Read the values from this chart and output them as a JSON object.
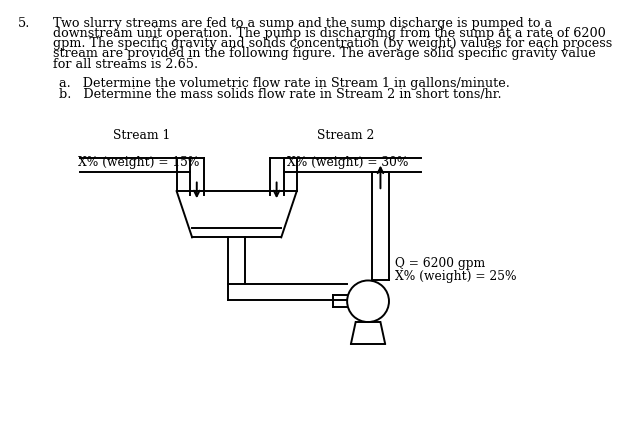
{
  "background_color": "#ffffff",
  "problem_number": "5.",
  "problem_text_lines": [
    "Two slurry streams are fed to a sump and the sump discharge is pumped to a",
    "downstream unit operation. The pump is discharging from the sump at a rate of 6200",
    "gpm. The specific gravity and solids concentration (by weight) values for each process",
    "stream are provided in the following figure. The average solid specific gravity value",
    "for all streams is 2.65."
  ],
  "sub_a": "a.   Determine the volumetric flow rate in Stream 1 in gallons/minute.",
  "sub_b": "b.   Determine the mass solids flow rate in Stream 2 in short tons/hr.",
  "stream1_label": "Stream 1",
  "stream1_conc": "X% (weight) = 15%",
  "stream2_label": "Stream 2",
  "stream2_conc": "X% (weight) = 30%",
  "pump_label1": "Q = 6200 gpm",
  "pump_label2": "X% (weight) = 25%",
  "line_color": "#000000",
  "text_color": "#000000",
  "font_size_body": 9.2,
  "font_size_labels": 8.8
}
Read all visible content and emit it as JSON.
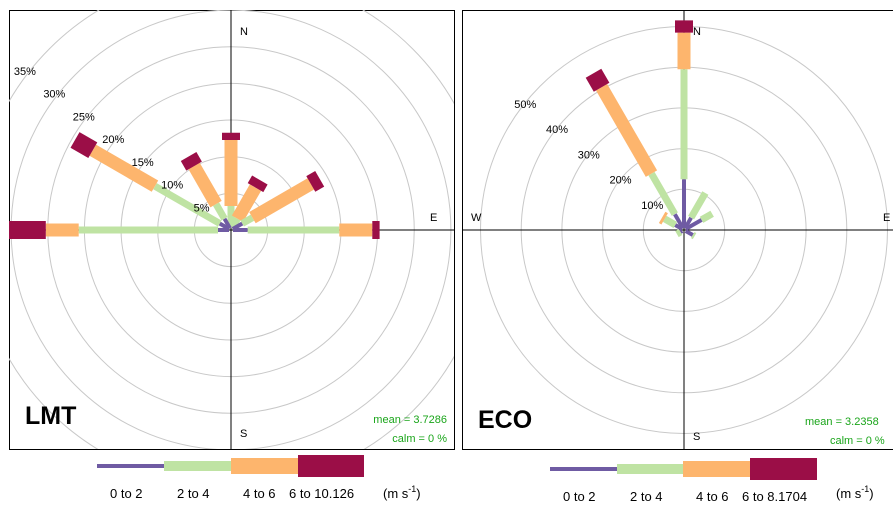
{
  "chart_data": [
    {
      "type": "windrose",
      "site_label": "LMT",
      "directions": [
        "N",
        "E",
        "S",
        "W"
      ],
      "ring_labels": [
        "5%",
        "10%",
        "15%",
        "20%",
        "25%",
        "30%",
        "35%"
      ],
      "ring_values": [
        5,
        10,
        15,
        20,
        25,
        30,
        35
      ],
      "mean_text": "mean = 3.7286",
      "calm_text": "calm = 0 %",
      "petals": [
        {
          "angle": 0,
          "cum": [
            0,
            3,
            12,
            13
          ]
        },
        {
          "angle": 30,
          "cum": [
            0,
            1.5,
            6.4,
            7.6
          ]
        },
        {
          "angle": 60,
          "cum": [
            1.5,
            3.1,
            12.3,
            13.7
          ]
        },
        {
          "angle": 90,
          "cum": [
            2,
            14.5,
            19,
            20
          ]
        },
        {
          "angle": 270,
          "cum": [
            1.5,
            20.5,
            25,
            31
          ]
        },
        {
          "angle": 300,
          "cum": [
            1.5,
            11.7,
            21.5,
            24.3
          ]
        },
        {
          "angle": 330,
          "cum": [
            1.5,
            3.8,
            9.8,
            11.3
          ]
        }
      ],
      "legend": {
        "bins": [
          "0 to 2",
          "2 to 4",
          "4 to 6",
          "6 to 10.126"
        ],
        "units": "(m s",
        "units_sup": "-1",
        "units_close": ")"
      }
    },
    {
      "type": "windrose",
      "site_label": "ECO",
      "directions": [
        "N",
        "E",
        "S",
        "W"
      ],
      "ring_labels": [
        "10%",
        "20%",
        "30%",
        "40%",
        "50%"
      ],
      "ring_values": [
        10,
        20,
        30,
        40,
        50
      ],
      "mean_text": "mean = 3.2358",
      "calm_text": "calm = 0 %",
      "petals": [
        {
          "angle": 0,
          "cum": [
            12,
            39,
            48,
            51
          ]
        },
        {
          "angle": 30,
          "cum": [
            3,
            10,
            10,
            10
          ]
        },
        {
          "angle": 60,
          "cum": [
            4.5,
            7.5,
            7.5,
            7.5
          ]
        },
        {
          "angle": 120,
          "cum": [
            2,
            2.5,
            2.5,
            2.5
          ]
        },
        {
          "angle": 240,
          "cum": [
            0.5,
            1.5,
            1.5,
            1.5
          ]
        },
        {
          "angle": 300,
          "cum": [
            2,
            5,
            5.7,
            5.7
          ]
        },
        {
          "angle": 330,
          "cum": [
            4,
            15.5,
            40,
            44
          ]
        }
      ],
      "legend": {
        "bins": [
          "0 to 2",
          "2 to 4",
          "4 to 6",
          "6 to 8.1704"
        ],
        "units": "(m s",
        "units_sup": "-1",
        "units_close": ")"
      }
    }
  ],
  "colors": {
    "bins": [
      "#6f5ba3",
      "#bfe3a3",
      "#fdb56d",
      "#9b0e47"
    ],
    "mean_text": "#1aa51a",
    "rings": "#c8c8c8"
  }
}
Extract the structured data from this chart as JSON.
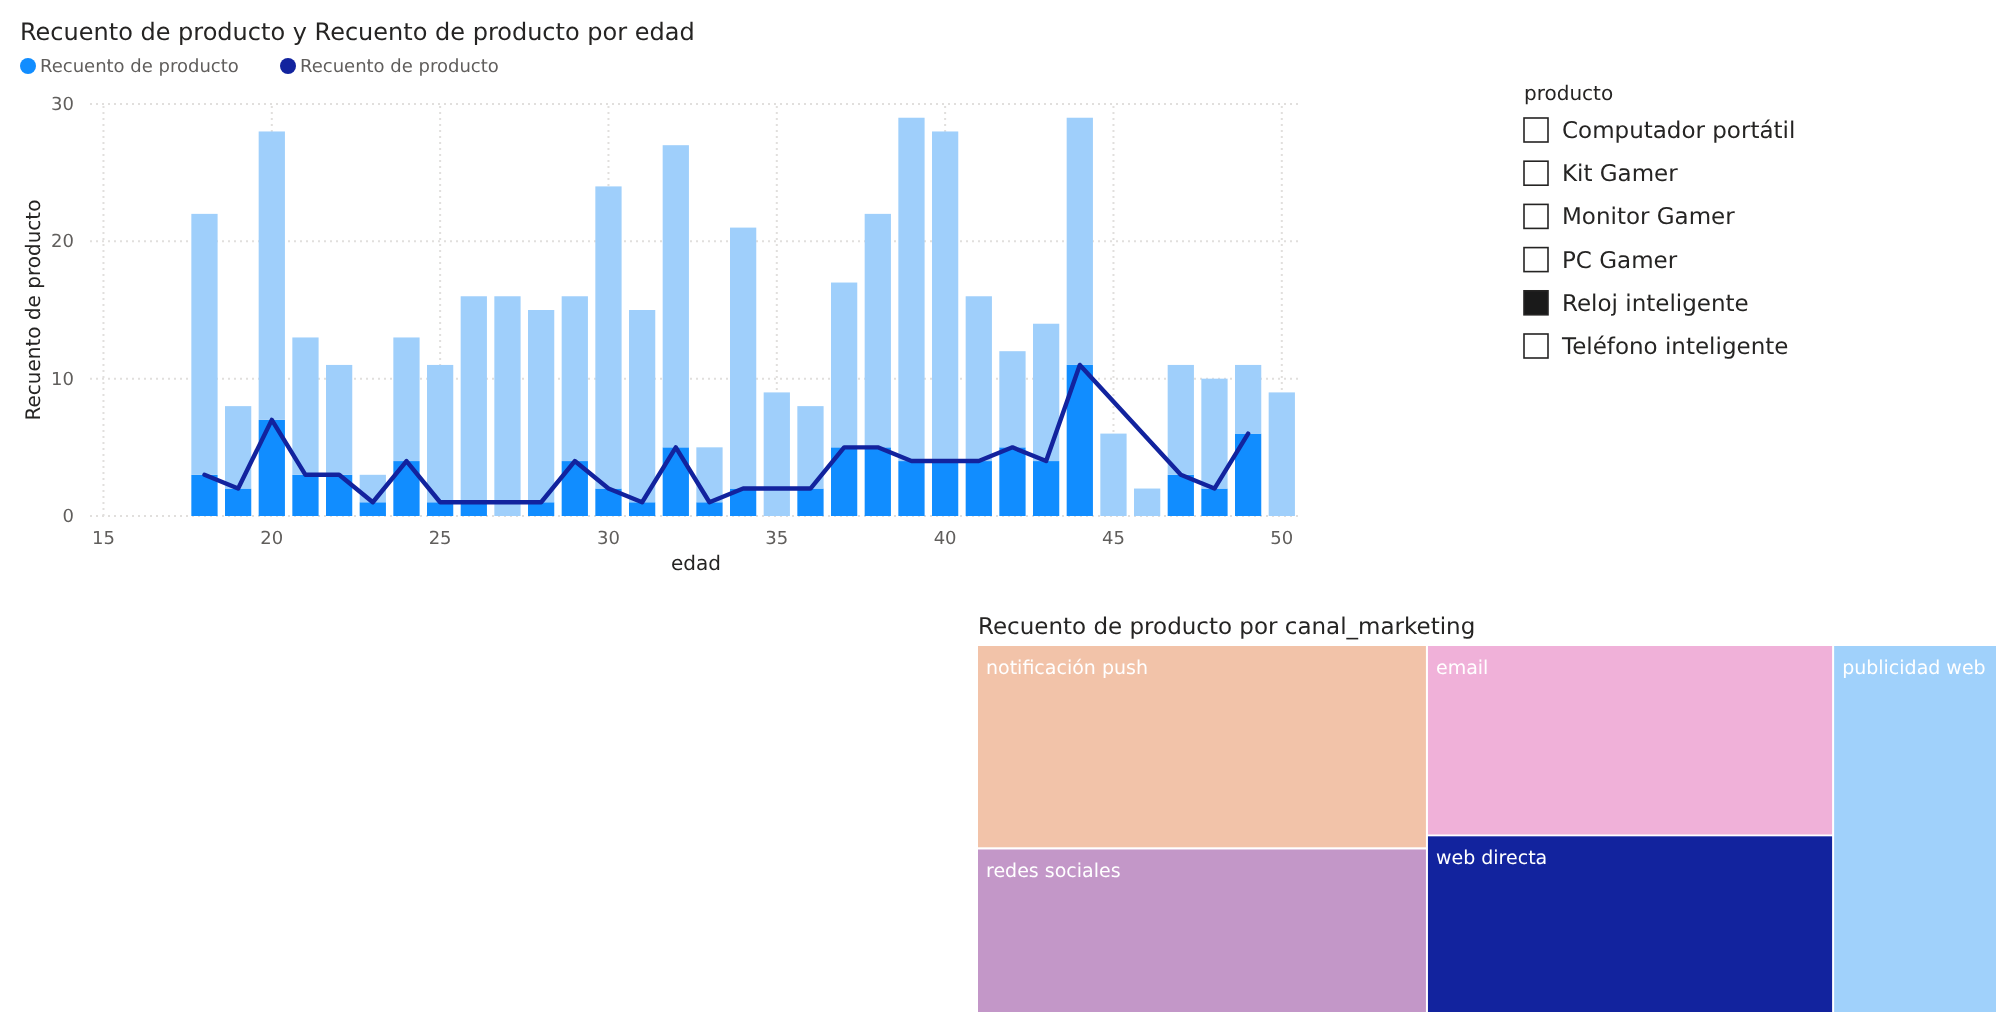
{
  "chart_data": [
    {
      "type": "bar",
      "title": "Recuento de producto y Recuento de producto por edad",
      "xlabel": "edad",
      "ylabel": "Recuento de producto",
      "x": [
        18,
        19,
        20,
        21,
        22,
        23,
        24,
        25,
        26,
        27,
        28,
        29,
        30,
        31,
        32,
        33,
        34,
        35,
        36,
        37,
        38,
        39,
        40,
        41,
        42,
        43,
        44,
        45,
        46,
        47,
        48,
        49,
        50
      ],
      "xlim": [
        14.6,
        50.6
      ],
      "xticks": [
        15,
        20,
        25,
        30,
        35,
        40,
        45,
        50
      ],
      "ylim": [
        0,
        30
      ],
      "yticks": [
        0,
        10,
        20,
        30
      ],
      "grid": true,
      "legend": "top left",
      "stacked": true,
      "series": [
        {
          "type": "bar",
          "name": "Recuento de producto",
          "color": "#118dff",
          "values": [
            3,
            2,
            7,
            3,
            3,
            1,
            4,
            1,
            1,
            null,
            1,
            4,
            2,
            1,
            5,
            1,
            2,
            null,
            2,
            5,
            5,
            4,
            4,
            4,
            5,
            4,
            11,
            null,
            null,
            3,
            2,
            6,
            null
          ]
        },
        {
          "type": "bar",
          "color": "#9fcffb",
          "values": [
            19,
            6,
            21,
            10,
            8,
            2,
            9,
            10,
            15,
            16,
            14,
            12,
            22,
            14,
            22,
            4,
            19,
            9,
            6,
            12,
            17,
            25,
            24,
            12,
            7,
            10,
            18,
            6,
            2,
            8,
            8,
            5,
            9
          ]
        },
        {
          "type": "line",
          "name": "Recuento de producto",
          "color": "#12239e",
          "x": [
            18,
            19,
            20,
            21,
            22,
            23,
            24,
            25,
            26,
            28,
            29,
            30,
            31,
            32,
            33,
            34,
            36,
            37,
            38,
            39,
            40,
            41,
            42,
            43,
            44,
            47,
            48,
            49
          ],
          "values": [
            3,
            2,
            7,
            3,
            3,
            1,
            4,
            1,
            1,
            1,
            4,
            2,
            1,
            5,
            1,
            2,
            2,
            5,
            5,
            4,
            4,
            4,
            5,
            4,
            11,
            3,
            2,
            6
          ]
        }
      ]
    },
    {
      "type": "other",
      "legend_title": "producto",
      "categories": [
        "Computador portátil",
        "Kit Gamer",
        "Monitor Gamer",
        "PC Gamer",
        "Reloj inteligente",
        "Teléfono inteligente"
      ],
      "colors": [
        "#ffffff",
        "#ffffff",
        "#ffffff",
        "#ffffff",
        "#1a1a1a",
        "#ffffff"
      ]
    },
    {
      "type": "other",
      "title": "Recuento de producto por canal_marketing",
      "categories": [
        "notificación push",
        "email",
        "publicidad web",
        "redes sociales",
        "web directa"
      ],
      "colors": [
        "#f2c3a9",
        "#f0b1d9",
        "#a0d1fb",
        "#c397c8",
        "#12239e"
      ]
    }
  ]
}
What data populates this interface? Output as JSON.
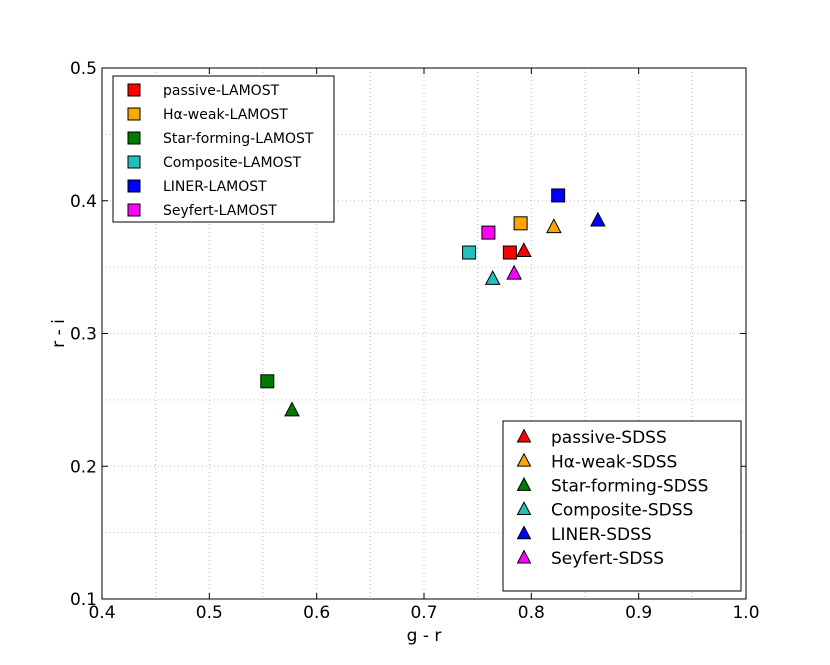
{
  "chart_data": {
    "type": "scatter",
    "title": "",
    "xlabel": "g - r",
    "ylabel": "r - i",
    "xlim": [
      0.4,
      1.0
    ],
    "ylim": [
      0.1,
      0.5
    ],
    "xticks": [
      0.4,
      0.5,
      0.6,
      0.7,
      0.8,
      0.9,
      1.0
    ],
    "yticks": [
      0.1,
      0.2,
      0.3,
      0.4,
      0.5
    ],
    "xtick_labels": [
      "0.4",
      "0.5",
      "0.6",
      "0.7",
      "0.8",
      "0.9",
      "1.0"
    ],
    "ytick_labels": [
      "0.1",
      "0.2",
      "0.3",
      "0.4",
      "0.5"
    ],
    "grid": true,
    "legends": [
      {
        "placement": "top-left",
        "marker": "square",
        "entries": [
          "passive-LAMOST",
          "Hα-weak-LAMOST",
          "Star-forming-LAMOST",
          "Composite-LAMOST",
          "LINER-LAMOST",
          "Seyfert-LAMOST"
        ]
      },
      {
        "placement": "bottom-right",
        "marker": "triangle",
        "entries": [
          "passive-SDSS",
          "Hα-weak-SDSS",
          "Star-forming-SDSS",
          "Composite-SDSS",
          "LINER-SDSS",
          "Seyfert-SDSS"
        ]
      }
    ],
    "series": [
      {
        "name": "passive-LAMOST",
        "marker": "square",
        "color": "#ff0000",
        "x": 0.78,
        "y": 0.361
      },
      {
        "name": "Hα-weak-LAMOST",
        "marker": "square",
        "color": "#ffa500",
        "x": 0.79,
        "y": 0.383
      },
      {
        "name": "Star-forming-LAMOST",
        "marker": "square",
        "color": "#007a00",
        "x": 0.554,
        "y": 0.264
      },
      {
        "name": "Composite-LAMOST",
        "marker": "square",
        "color": "#20c0c0",
        "x": 0.742,
        "y": 0.361
      },
      {
        "name": "LINER-LAMOST",
        "marker": "square",
        "color": "#0000ff",
        "x": 0.825,
        "y": 0.404
      },
      {
        "name": "Seyfert-LAMOST",
        "marker": "square",
        "color": "#ff00ff",
        "x": 0.76,
        "y": 0.376
      },
      {
        "name": "passive-SDSS",
        "marker": "triangle",
        "color": "#ff0000",
        "x": 0.793,
        "y": 0.362
      },
      {
        "name": "Hα-weak-SDSS",
        "marker": "triangle",
        "color": "#ffa500",
        "x": 0.821,
        "y": 0.38
      },
      {
        "name": "Star-forming-SDSS",
        "marker": "triangle",
        "color": "#007a00",
        "x": 0.577,
        "y": 0.242
      },
      {
        "name": "Composite-SDSS",
        "marker": "triangle",
        "color": "#20c0c0",
        "x": 0.764,
        "y": 0.341
      },
      {
        "name": "LINER-SDSS",
        "marker": "triangle",
        "color": "#0000ff",
        "x": 0.862,
        "y": 0.385
      },
      {
        "name": "Seyfert-SDSS",
        "marker": "triangle",
        "color": "#ff00ff",
        "x": 0.784,
        "y": 0.345
      }
    ]
  }
}
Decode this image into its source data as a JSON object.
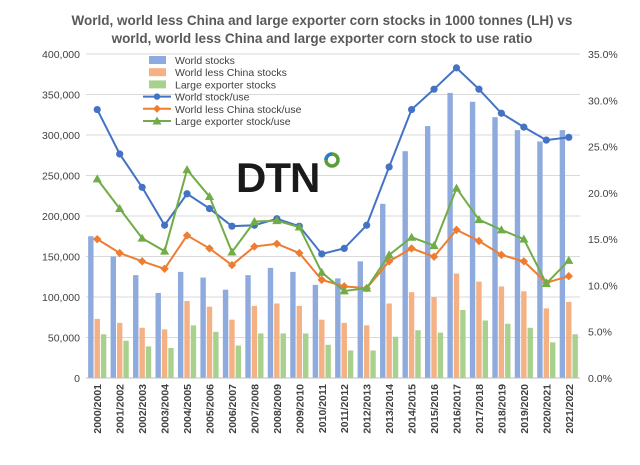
{
  "chart_data": {
    "type": "bar+line",
    "title_line1": "World, world less China and large exporter corn stocks in 1000 tonnes (LH) vs",
    "title_line2": "world, world less China and large exporter corn stock to use ratio",
    "categories": [
      "2000/2001",
      "2001/2002",
      "2002/2003",
      "2003/2004",
      "2004/2005",
      "2005/2006",
      "2006/2007",
      "2007/2008",
      "2008/2009",
      "2009/2010",
      "2010/2011",
      "2011/2012",
      "2012/2013",
      "2013/2014",
      "2014/2015",
      "2015/2016",
      "2016/2017",
      "2017/2018",
      "2018/2019",
      "2019/2020",
      "2020/2021",
      "2021/2022"
    ],
    "left_axis": {
      "min": 0,
      "max": 400000,
      "step": 50000,
      "tick_labels": [
        "0",
        "50,000",
        "100,000",
        "150,000",
        "200,000",
        "250,000",
        "300,000",
        "350,000",
        "400,000"
      ]
    },
    "right_axis": {
      "min": 0,
      "max": 35,
      "step": 5,
      "tick_labels": [
        "0.0%",
        "5.0%",
        "10.0%",
        "15.0%",
        "20.0%",
        "25.0%",
        "30.0%",
        "35.0%"
      ]
    },
    "bar_series": [
      {
        "name": "World stocks",
        "color": "#8faadc",
        "values": [
          175000,
          150000,
          127000,
          105000,
          131000,
          124000,
          109000,
          127000,
          136000,
          131000,
          115000,
          123000,
          144000,
          215000,
          280000,
          311000,
          352000,
          341000,
          322000,
          306000,
          292000,
          306000
        ]
      },
      {
        "name": "World less China stocks",
        "color": "#f4b183",
        "values": [
          73000,
          68000,
          62000,
          60000,
          95000,
          88000,
          72000,
          89000,
          92000,
          89000,
          72000,
          68000,
          65000,
          92000,
          106000,
          100000,
          129000,
          119000,
          113000,
          107000,
          86000,
          94000
        ]
      },
      {
        "name": "Large exporter stocks",
        "color": "#a9d18e",
        "values": [
          54000,
          46000,
          39000,
          37000,
          65000,
          57000,
          40000,
          55000,
          55000,
          55000,
          41000,
          34000,
          34000,
          51000,
          59000,
          56000,
          84000,
          71000,
          67000,
          62000,
          44000,
          54000
        ]
      }
    ],
    "line_series": [
      {
        "name": "World stock/use",
        "color": "#4472c4",
        "marker": "circle",
        "values": [
          29.0,
          24.2,
          20.6,
          16.5,
          19.9,
          18.3,
          16.4,
          16.5,
          17.2,
          16.4,
          13.4,
          14.0,
          16.5,
          22.8,
          29.0,
          31.2,
          33.5,
          31.2,
          28.6,
          27.1,
          25.7,
          26.0
        ]
      },
      {
        "name": "World less China stock/use",
        "color": "#ed7d31",
        "marker": "diamond",
        "values": [
          15.0,
          13.5,
          12.6,
          11.8,
          15.4,
          14.0,
          12.2,
          14.2,
          14.5,
          13.5,
          10.6,
          9.9,
          9.7,
          12.6,
          14.0,
          13.1,
          16.0,
          14.8,
          13.3,
          12.6,
          10.3,
          11.0
        ]
      },
      {
        "name": "Large exporter stock/use",
        "color": "#70ad47",
        "marker": "triangle",
        "values": [
          21.5,
          18.3,
          15.1,
          13.7,
          22.5,
          19.6,
          13.6,
          16.9,
          17.0,
          16.3,
          11.4,
          9.4,
          9.7,
          13.3,
          15.2,
          14.3,
          20.5,
          17.1,
          16.0,
          15.0,
          10.2,
          12.7
        ]
      }
    ],
    "logo_text": "DTN",
    "legend_position": "top-left inside plot"
  }
}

■ Task brief
Copy every line above that holds the word "ylabel".

■ Worked answer
      "ylabel": "Recuento de producto",
    "ylabel": "r - i",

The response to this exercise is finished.